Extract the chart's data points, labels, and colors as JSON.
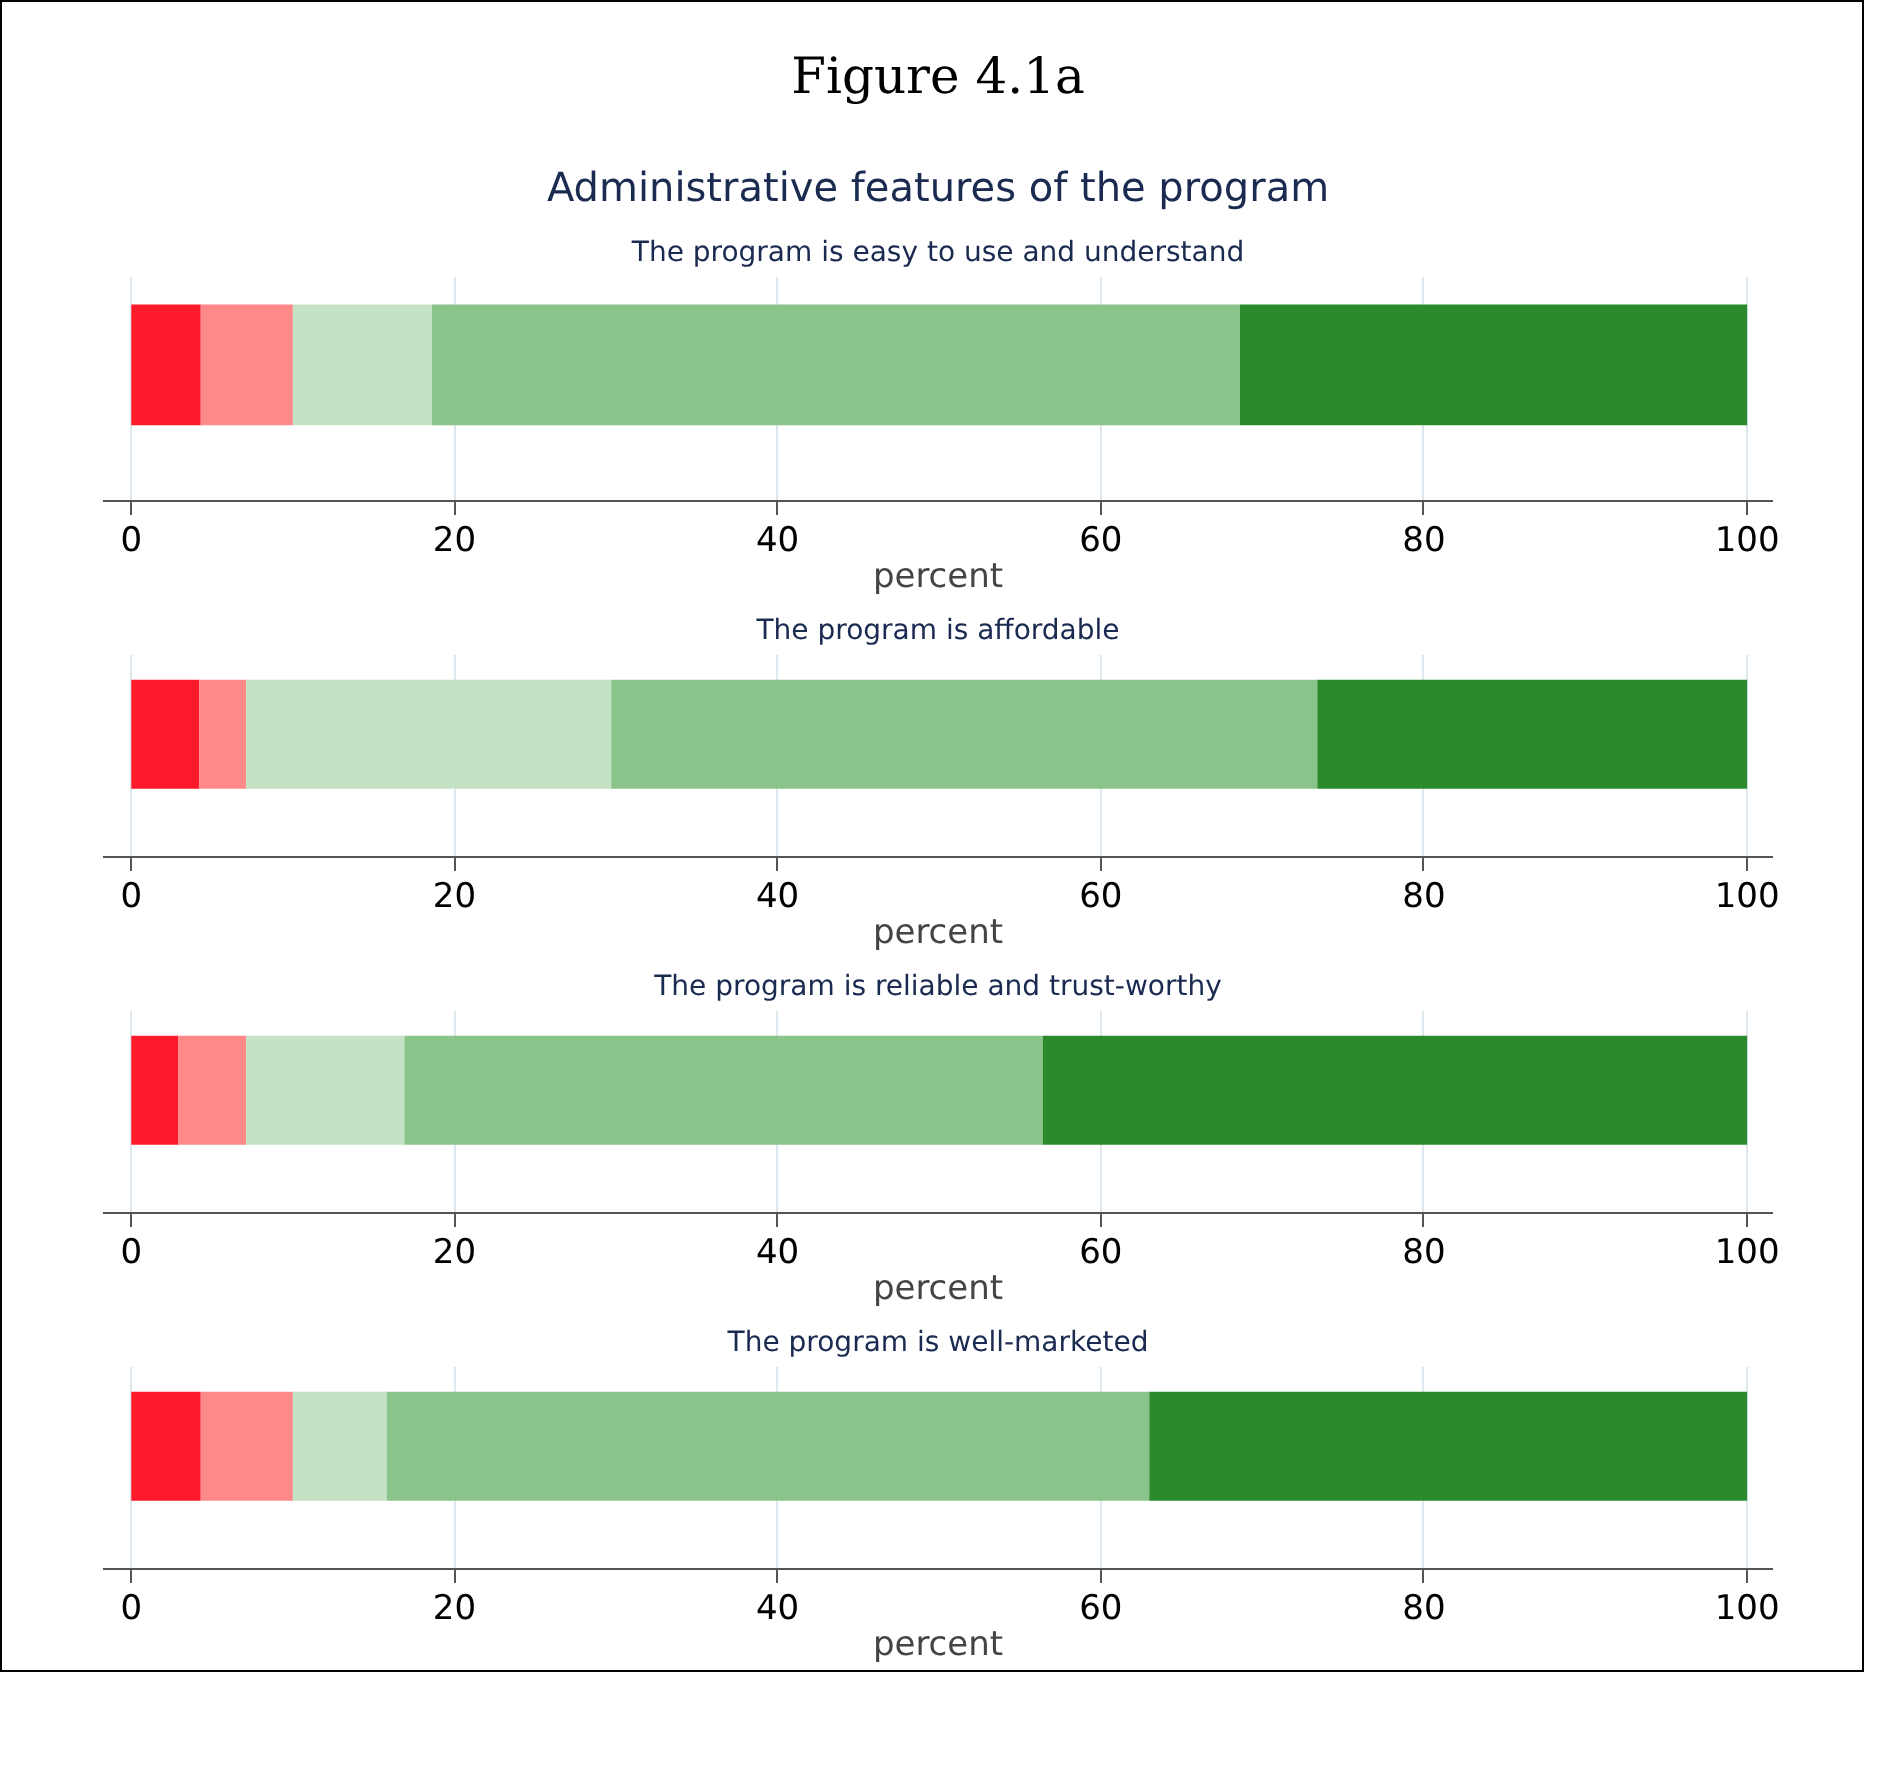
{
  "chart_data": [
    {
      "type": "bar",
      "orientation": "horizontal",
      "stacked": true,
      "annotations": [
        "Figure 4.1a"
      ],
      "title": "Administrative features of the program",
      "subtitle": "The program is easy to use and understand",
      "xlabel": "percent",
      "categories": [
        null
      ],
      "xlim": [
        -1.75,
        101.6
      ],
      "xticks": [
        0,
        20,
        40,
        60,
        80,
        100
      ],
      "grid": "x",
      "series": [
        {
          "color": "#ff1a2b",
          "values": [
            4.3
          ]
        },
        {
          "color": "#ff8888",
          "values": [
            5.7
          ]
        },
        {
          "color": "#c4e2c4",
          "values": [
            8.6
          ]
        },
        {
          "color": "#8bc48b",
          "values": [
            50.0
          ]
        },
        {
          "color": "#2b8a2b",
          "values": [
            31.4
          ]
        }
      ]
    },
    {
      "type": "bar",
      "orientation": "horizontal",
      "stacked": true,
      "subtitle": "The program is affordable",
      "xlabel": "percent",
      "categories": [
        null
      ],
      "xlim": [
        -1.75,
        101.6
      ],
      "xticks": [
        0,
        20,
        40,
        60,
        80,
        100
      ],
      "grid": "x",
      "series": [
        {
          "color": "#ff1a2b",
          "values": [
            4.2
          ]
        },
        {
          "color": "#ff8888",
          "values": [
            2.9
          ]
        },
        {
          "color": "#c4e2c4",
          "values": [
            22.6
          ]
        },
        {
          "color": "#8bc48b",
          "values": [
            43.7
          ]
        },
        {
          "color": "#2b8a2b",
          "values": [
            26.6
          ]
        }
      ]
    },
    {
      "type": "bar",
      "orientation": "horizontal",
      "stacked": true,
      "subtitle": "The program is reliable and trust-worthy",
      "xlabel": "percent",
      "categories": [
        null
      ],
      "xlim": [
        -1.75,
        101.6
      ],
      "xticks": [
        0,
        20,
        40,
        60,
        80,
        100
      ],
      "grid": "x",
      "series": [
        {
          "color": "#ff1a2b",
          "values": [
            2.9
          ]
        },
        {
          "color": "#ff8888",
          "values": [
            4.2
          ]
        },
        {
          "color": "#c4e2c4",
          "values": [
            9.8
          ]
        },
        {
          "color": "#8bc48b",
          "values": [
            39.5
          ]
        },
        {
          "color": "#2b8a2b",
          "values": [
            43.6
          ]
        }
      ]
    },
    {
      "type": "bar",
      "orientation": "horizontal",
      "stacked": true,
      "subtitle": "The program is well-marketed",
      "xlabel": "percent",
      "categories": [
        null
      ],
      "xlim": [
        -1.75,
        101.6
      ],
      "xticks": [
        0,
        20,
        40,
        60,
        80,
        100
      ],
      "grid": "x",
      "series": [
        {
          "color": "#ff1a2b",
          "values": [
            4.3
          ]
        },
        {
          "color": "#ff8888",
          "values": [
            5.7
          ]
        },
        {
          "color": "#c4e2c4",
          "values": [
            5.8
          ]
        },
        {
          "color": "#8bc48b",
          "values": [
            47.2
          ]
        },
        {
          "color": "#2b8a2b",
          "values": [
            37.0
          ]
        }
      ]
    }
  ]
}
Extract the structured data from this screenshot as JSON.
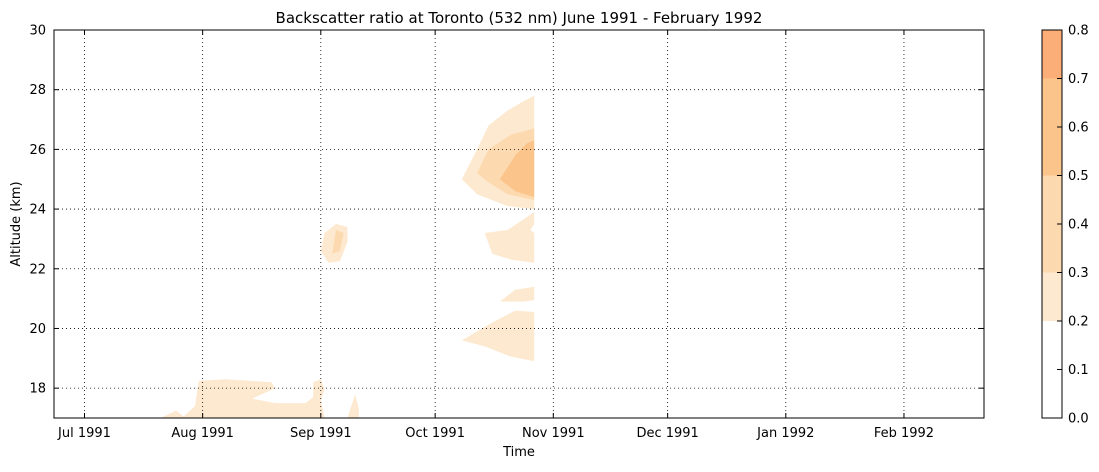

================

▸ **WORK TO COMPLETE**
State how many lines of the listing above hold the word "subtitle", with nothing but the number.

▸ **TASK RESULT**
4